*TASK TO COMPLETE*.
Read the lines that follow and pick out every one containing the word "CASINO".

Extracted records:
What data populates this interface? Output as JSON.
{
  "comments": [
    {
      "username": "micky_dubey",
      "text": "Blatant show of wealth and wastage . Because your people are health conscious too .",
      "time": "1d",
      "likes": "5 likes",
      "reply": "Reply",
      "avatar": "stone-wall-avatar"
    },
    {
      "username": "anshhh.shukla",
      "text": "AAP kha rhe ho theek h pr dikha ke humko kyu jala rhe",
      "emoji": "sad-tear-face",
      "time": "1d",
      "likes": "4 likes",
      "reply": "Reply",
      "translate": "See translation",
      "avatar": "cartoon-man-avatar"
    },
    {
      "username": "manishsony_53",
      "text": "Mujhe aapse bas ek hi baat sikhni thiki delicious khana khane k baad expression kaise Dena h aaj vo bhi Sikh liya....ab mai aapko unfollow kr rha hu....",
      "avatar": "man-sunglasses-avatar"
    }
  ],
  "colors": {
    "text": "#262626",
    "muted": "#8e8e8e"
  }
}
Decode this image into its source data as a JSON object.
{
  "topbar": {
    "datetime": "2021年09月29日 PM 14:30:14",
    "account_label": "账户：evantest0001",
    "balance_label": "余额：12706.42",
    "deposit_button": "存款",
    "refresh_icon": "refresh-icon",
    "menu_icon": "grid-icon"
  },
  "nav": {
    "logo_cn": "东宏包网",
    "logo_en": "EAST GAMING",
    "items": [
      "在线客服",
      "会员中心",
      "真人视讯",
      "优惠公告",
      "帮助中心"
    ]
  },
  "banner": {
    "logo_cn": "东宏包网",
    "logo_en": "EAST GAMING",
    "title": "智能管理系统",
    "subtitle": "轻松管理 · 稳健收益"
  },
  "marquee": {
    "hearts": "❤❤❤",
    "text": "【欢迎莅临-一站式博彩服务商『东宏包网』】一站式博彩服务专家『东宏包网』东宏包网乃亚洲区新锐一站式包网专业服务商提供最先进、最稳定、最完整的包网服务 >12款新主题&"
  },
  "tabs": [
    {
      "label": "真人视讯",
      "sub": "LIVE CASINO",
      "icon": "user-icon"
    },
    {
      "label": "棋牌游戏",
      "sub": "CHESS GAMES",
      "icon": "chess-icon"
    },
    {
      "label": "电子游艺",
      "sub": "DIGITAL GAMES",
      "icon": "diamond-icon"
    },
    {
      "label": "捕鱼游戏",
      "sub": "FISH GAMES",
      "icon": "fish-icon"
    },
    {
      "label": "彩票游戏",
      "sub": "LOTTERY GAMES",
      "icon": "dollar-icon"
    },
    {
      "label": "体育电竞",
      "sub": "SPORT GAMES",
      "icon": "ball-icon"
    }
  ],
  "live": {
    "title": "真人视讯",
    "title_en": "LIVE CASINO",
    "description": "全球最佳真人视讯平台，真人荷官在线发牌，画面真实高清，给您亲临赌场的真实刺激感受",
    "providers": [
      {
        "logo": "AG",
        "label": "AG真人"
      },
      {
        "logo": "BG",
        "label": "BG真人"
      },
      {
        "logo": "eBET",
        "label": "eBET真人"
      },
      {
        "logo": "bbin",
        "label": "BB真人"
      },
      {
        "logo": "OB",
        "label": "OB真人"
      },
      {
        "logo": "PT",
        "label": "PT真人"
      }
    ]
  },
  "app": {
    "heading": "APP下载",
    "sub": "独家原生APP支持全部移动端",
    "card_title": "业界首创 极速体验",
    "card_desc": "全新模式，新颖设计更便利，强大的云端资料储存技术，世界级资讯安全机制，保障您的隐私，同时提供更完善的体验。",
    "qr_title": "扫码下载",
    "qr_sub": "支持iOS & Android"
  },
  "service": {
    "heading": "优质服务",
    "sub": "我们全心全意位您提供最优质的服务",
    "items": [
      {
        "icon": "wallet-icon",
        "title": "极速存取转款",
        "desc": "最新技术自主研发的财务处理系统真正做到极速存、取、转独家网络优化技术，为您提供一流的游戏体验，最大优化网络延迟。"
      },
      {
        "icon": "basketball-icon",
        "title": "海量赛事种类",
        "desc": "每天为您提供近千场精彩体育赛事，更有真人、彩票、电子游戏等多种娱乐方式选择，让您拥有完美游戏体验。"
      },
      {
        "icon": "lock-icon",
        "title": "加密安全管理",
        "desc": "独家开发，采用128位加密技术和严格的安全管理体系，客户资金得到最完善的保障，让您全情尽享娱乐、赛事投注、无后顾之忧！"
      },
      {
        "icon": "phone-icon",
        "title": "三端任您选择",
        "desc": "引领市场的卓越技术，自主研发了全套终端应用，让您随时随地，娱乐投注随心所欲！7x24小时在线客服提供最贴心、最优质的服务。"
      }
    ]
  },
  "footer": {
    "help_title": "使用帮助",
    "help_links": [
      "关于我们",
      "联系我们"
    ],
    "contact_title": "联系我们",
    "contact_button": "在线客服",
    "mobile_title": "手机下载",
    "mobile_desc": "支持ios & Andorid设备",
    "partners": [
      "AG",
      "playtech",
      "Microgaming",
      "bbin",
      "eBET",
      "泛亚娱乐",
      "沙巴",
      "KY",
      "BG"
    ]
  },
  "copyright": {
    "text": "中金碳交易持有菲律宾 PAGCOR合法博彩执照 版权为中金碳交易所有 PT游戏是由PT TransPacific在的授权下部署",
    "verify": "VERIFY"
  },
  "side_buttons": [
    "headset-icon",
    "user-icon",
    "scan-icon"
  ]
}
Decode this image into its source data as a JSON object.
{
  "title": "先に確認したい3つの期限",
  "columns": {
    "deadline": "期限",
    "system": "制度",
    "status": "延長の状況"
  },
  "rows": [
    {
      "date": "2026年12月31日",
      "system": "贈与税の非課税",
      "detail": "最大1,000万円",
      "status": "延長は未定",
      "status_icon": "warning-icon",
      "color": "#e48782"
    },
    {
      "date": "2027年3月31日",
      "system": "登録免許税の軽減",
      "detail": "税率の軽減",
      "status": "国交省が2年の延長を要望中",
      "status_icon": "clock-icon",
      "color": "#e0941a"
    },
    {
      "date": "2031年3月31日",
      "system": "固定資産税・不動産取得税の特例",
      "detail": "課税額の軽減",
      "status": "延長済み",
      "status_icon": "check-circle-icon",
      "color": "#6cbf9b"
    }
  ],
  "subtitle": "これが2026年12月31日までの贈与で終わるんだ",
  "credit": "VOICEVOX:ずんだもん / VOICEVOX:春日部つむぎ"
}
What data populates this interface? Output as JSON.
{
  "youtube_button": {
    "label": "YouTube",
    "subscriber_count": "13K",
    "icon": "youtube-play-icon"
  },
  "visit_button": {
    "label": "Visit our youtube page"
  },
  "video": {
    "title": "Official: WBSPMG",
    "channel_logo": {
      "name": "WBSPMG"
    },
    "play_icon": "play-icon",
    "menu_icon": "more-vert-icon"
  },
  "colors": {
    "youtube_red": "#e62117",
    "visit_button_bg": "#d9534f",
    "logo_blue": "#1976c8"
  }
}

*EXERCISE RESULT*.
      "sub": "LIVE CASINO",
    "title_en": "LIVE CASINO",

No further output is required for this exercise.